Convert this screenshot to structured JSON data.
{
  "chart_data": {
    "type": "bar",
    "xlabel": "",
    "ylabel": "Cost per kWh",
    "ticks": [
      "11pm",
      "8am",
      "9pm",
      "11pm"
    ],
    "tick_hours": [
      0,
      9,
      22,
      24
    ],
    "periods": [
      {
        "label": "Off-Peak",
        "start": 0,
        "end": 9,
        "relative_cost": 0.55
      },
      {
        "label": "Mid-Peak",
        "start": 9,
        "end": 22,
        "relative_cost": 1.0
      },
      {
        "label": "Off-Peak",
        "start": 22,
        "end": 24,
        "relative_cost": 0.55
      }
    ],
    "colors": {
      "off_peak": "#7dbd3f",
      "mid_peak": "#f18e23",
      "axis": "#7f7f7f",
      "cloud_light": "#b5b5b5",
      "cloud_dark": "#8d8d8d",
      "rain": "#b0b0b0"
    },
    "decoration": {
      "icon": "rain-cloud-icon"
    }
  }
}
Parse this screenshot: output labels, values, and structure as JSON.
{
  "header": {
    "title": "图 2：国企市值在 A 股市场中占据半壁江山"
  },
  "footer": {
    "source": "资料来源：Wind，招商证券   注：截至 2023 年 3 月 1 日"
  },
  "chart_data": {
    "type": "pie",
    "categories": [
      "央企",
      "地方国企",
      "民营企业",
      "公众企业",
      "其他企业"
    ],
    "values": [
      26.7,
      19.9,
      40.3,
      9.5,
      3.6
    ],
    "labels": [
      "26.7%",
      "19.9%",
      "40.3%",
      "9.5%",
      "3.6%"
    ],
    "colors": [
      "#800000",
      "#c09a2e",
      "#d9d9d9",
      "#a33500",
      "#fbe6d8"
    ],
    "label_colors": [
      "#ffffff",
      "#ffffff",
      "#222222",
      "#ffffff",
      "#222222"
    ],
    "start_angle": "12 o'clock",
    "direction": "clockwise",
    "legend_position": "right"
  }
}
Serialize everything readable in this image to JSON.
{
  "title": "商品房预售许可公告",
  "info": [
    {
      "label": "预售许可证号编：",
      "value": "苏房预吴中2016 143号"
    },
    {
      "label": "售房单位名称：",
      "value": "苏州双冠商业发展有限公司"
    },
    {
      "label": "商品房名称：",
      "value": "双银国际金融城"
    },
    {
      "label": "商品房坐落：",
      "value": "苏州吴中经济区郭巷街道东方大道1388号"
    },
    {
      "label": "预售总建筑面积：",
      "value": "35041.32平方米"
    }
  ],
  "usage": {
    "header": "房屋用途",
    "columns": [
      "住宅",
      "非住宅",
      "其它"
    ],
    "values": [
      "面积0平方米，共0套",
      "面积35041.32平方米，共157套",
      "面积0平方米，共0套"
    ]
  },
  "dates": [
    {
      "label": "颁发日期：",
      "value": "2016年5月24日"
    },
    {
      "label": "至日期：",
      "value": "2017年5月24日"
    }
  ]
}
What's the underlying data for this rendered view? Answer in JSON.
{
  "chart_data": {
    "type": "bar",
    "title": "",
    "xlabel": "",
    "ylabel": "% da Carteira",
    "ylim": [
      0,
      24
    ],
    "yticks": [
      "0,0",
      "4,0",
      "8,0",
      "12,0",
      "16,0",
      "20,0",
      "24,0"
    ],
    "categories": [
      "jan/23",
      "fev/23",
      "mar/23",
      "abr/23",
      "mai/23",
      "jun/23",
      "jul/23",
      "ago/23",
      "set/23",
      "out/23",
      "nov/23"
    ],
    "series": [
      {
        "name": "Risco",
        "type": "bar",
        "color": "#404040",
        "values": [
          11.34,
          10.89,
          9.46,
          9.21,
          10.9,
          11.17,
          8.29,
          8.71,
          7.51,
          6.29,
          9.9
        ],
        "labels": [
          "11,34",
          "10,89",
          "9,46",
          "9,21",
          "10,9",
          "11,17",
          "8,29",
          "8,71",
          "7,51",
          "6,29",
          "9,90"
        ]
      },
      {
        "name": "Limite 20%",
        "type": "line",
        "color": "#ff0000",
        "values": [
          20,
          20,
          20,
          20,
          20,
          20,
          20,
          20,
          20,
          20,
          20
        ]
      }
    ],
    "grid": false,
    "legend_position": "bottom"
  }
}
---
- PROBLEM REQUIREMENTS
Repeat every entry exactly, please.

- FULL OUTPUT
Convert this screenshot to structured JSON data.
{
  "chart_data": {
    "type": "bar",
    "xlabel": "",
    "ylabel": "Cost per kWh",
    "ticks": [
      "11pm",
      "8am",
      "9pm",
      "11pm"
    ],
    "tick_hours": [
      0,
      9,
      22,
      24
    ],
    "periods": [
      {
        "label": "Off-Peak",
        "start": 0,
        "end": 9,
        "relative_cost": 0.55
      },
      {
        "label": "Mid-Peak",
        "start": 9,
        "end": 22,
        "relative_cost": 1.0
      },
      {
        "label": "Off-Peak",
        "start": 22,
        "end": 24,
        "relative_cost": 0.55
      }
    ],
    "colors": {
      "off_peak": "#7dbd3f",
      "mid_peak": "#f18e23",
      "axis": "#7f7f7f",
      "cloud_light": "#b5b5b5",
      "cloud_dark": "#8d8d8d",
      "rain": "#b0b0b0"
    },
    "decoration": {
      "icon": "rain-cloud-icon"
    }
  }
}
Parse this screenshot: output labels, values, and structure as JSON.
{
  "header": {
    "title": "图 2：国企市值在 A 股市场中占据半壁江山"
  },
  "footer": {
    "source": "资料来源：Wind，招商证券   注：截至 2023 年 3 月 1 日"
  },
  "chart_data": {
    "type": "pie",
    "categories": [
      "央企",
      "地方国企",
      "民营企业",
      "公众企业",
      "其他企业"
    ],
    "values": [
      26.7,
      19.9,
      40.3,
      9.5,
      3.6
    ],
    "labels": [
      "26.7%",
      "19.9%",
      "40.3%",
      "9.5%",
      "3.6%"
    ],
    "colors": [
      "#800000",
      "#c09a2e",
      "#d9d9d9",
      "#a33500",
      "#fbe6d8"
    ],
    "label_colors": [
      "#ffffff",
      "#ffffff",
      "#222222",
      "#ffffff",
      "#222222"
    ],
    "start_angle": "12 o'clock",
    "direction": "clockwise",
    "legend_position": "right"
  }
}
Serialize everything readable in this image to JSON.
{
  "title": "商品房预售许可公告",
  "info": [
    {
      "label": "预售许可证号编：",
      "value": "苏房预吴中2016 143号"
    },
    {
      "label": "售房单位名称：",
      "value": "苏州双冠商业发展有限公司"
    },
    {
      "label": "商品房名称：",
      "value": "双银国际金融城"
    },
    {
      "label": "商品房坐落：",
      "value": "苏州吴中经济区郭巷街道东方大道1388号"
    },
    {
      "label": "预售总建筑面积：",
      "value": "35041.32平方米"
    }
  ],
  "usage": {
    "header": "房屋用途",
    "columns": [
      "住宅",
      "非住宅",
      "其它"
    ],
    "values": [
      "面积0平方米，共0套",
      "面积35041.32平方米，共157套",
      "面积0平方米，共0套"
    ]
  },
  "dates": [
    {
      "label": "颁发日期：",
      "value": "2016年5月24日"
    },
    {
      "label": "至日期：",
      "value": "2017年5月24日"
    }
  ]
}
What's the underlying data for this rendered view? Answer in JSON.
{
  "chart_data": {
    "type": "bar",
    "title": "",
    "xlabel": "",
    "ylabel": "% da Carteira",
    "ylim": [
      0,
      24
    ],
    "yticks": [
      "0,0",
      "4,0",
      "8,0",
      "12,0",
      "16,0",
      "20,0",
      "24,0"
    ],
    "categories": [
      "jan/23",
      "fev/23",
      "mar/23",
      "abr/23",
      "mai/23",
      "jun/23",
      "jul/23",
      "ago/23",
      "set/23",
      "out/23",
      "nov/23"
    ],
    "series": [
      {
        "name": "Risco",
        "type": "bar",
        "color": "#404040",
        "values": [
          11.34,
          10.89,
          9.46,
          9.21,
          10.9,
          11.17,
          8.29,
          8.71,
          7.51,
          6.29,
          9.9
        ],
        "labels": [
          "11,34",
          "10,89",
          "9,46",
          "9,21",
          "10,9",
          "11,17",
          "8,29",
          "8,71",
          "7,51",
          "6,29",
          "9,90"
        ]
      },
      {
        "name": "Limite 20%",
        "type": "line",
        "color": "#ff0000",
        "values": [
          20,
          20,
          20,
          20,
          20,
          20,
          20,
          20,
          20,
          20,
          20
        ]
      }
    ],
    "grid": false,
    "legend_position": "bottom"
  }
}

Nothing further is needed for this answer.